Extract every line of the material that holds the string "Уведомления".

A block of data:
▬▬▬▬▬▬
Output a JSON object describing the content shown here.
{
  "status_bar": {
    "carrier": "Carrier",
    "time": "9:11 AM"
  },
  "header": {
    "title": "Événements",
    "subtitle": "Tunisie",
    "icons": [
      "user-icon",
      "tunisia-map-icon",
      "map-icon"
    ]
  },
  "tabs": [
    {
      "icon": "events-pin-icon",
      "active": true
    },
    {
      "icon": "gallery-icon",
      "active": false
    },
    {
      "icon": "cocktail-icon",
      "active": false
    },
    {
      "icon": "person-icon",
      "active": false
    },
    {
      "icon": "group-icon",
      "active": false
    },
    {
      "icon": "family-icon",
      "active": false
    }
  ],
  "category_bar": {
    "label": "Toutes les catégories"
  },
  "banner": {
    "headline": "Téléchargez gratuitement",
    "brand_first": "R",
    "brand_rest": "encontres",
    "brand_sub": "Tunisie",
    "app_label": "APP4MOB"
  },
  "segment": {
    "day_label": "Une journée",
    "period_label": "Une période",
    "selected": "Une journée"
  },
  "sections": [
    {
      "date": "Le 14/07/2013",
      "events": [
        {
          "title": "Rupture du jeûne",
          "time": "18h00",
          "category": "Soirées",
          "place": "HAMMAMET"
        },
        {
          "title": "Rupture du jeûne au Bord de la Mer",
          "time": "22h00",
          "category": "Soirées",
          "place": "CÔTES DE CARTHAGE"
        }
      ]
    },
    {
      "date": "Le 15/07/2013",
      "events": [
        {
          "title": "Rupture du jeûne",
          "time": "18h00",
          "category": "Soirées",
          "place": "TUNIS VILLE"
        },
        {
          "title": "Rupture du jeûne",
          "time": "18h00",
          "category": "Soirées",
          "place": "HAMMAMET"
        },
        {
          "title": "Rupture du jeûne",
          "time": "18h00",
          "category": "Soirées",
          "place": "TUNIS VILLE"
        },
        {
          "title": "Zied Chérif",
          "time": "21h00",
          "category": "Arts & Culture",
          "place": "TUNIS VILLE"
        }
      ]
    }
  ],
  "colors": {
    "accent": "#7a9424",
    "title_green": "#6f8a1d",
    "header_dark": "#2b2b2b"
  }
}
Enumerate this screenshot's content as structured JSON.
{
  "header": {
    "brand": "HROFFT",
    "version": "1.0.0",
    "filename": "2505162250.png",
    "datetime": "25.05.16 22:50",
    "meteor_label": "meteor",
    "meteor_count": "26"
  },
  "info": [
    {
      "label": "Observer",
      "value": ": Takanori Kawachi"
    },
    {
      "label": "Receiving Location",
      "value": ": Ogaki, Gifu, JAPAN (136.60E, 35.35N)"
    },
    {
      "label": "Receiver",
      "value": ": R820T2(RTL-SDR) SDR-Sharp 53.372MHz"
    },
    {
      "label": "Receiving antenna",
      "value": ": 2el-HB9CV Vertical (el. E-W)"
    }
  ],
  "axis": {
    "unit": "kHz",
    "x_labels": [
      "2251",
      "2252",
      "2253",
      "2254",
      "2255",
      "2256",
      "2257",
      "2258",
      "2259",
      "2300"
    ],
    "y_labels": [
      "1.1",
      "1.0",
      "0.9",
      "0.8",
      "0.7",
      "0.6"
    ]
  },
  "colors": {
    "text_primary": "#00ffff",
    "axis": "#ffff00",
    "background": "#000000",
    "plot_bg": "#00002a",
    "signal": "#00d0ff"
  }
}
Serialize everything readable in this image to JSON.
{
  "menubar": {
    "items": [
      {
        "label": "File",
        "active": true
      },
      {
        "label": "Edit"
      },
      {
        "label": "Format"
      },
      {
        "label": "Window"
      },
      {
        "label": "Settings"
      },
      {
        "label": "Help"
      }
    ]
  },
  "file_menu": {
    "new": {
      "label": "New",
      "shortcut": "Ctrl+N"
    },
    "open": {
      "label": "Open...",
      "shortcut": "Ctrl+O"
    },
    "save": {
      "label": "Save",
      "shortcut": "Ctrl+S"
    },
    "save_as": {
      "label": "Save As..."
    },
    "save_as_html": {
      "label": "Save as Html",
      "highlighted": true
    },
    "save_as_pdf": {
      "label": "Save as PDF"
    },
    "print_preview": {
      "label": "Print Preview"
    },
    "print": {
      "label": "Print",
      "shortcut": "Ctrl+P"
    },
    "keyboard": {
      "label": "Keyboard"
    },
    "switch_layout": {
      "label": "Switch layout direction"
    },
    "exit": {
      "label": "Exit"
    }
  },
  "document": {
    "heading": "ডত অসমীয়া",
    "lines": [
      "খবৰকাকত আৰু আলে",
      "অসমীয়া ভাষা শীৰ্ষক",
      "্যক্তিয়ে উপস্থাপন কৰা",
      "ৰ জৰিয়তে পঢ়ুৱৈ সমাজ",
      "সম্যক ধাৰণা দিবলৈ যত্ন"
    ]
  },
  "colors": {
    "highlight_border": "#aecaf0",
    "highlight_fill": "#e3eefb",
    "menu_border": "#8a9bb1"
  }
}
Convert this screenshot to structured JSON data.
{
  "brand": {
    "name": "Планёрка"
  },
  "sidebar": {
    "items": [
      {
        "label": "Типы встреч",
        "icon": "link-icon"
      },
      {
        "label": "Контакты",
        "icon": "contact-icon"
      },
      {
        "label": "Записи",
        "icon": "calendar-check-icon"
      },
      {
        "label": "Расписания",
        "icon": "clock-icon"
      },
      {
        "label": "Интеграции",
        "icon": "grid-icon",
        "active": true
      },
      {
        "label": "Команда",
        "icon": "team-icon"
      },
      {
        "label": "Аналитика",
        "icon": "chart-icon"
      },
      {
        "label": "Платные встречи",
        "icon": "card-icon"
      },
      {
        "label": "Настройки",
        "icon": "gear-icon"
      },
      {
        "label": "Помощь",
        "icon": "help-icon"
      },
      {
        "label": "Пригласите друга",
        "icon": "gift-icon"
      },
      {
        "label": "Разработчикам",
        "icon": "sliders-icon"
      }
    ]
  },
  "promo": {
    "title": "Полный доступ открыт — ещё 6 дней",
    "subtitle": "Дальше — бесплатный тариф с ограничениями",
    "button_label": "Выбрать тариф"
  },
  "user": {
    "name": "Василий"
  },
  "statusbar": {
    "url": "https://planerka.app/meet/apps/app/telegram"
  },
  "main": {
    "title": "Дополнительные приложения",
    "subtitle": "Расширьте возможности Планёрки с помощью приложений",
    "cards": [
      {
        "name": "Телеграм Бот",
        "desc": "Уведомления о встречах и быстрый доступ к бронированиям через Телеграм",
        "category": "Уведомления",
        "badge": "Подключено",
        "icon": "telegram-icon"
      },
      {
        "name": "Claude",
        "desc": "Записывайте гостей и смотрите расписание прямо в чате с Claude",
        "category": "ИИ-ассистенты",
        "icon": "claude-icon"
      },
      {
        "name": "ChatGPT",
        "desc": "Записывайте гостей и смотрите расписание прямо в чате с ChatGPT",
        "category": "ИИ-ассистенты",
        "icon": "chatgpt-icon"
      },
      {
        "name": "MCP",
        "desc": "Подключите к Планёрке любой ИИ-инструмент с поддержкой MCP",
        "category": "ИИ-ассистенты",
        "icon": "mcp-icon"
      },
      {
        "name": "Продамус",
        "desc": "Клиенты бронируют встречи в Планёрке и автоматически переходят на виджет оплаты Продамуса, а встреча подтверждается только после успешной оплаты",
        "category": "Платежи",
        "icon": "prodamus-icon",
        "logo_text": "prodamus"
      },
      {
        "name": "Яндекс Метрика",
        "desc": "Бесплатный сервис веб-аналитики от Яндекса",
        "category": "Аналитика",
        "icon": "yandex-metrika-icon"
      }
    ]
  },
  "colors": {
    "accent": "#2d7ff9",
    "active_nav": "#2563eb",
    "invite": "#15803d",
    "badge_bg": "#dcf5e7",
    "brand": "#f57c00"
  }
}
▬▬▬▬▬▬
* _Expected answer_
        "desc": "Уведомления о встречах и быстрый доступ к бронированиям через Телеграм",
        "category": "Уведомления",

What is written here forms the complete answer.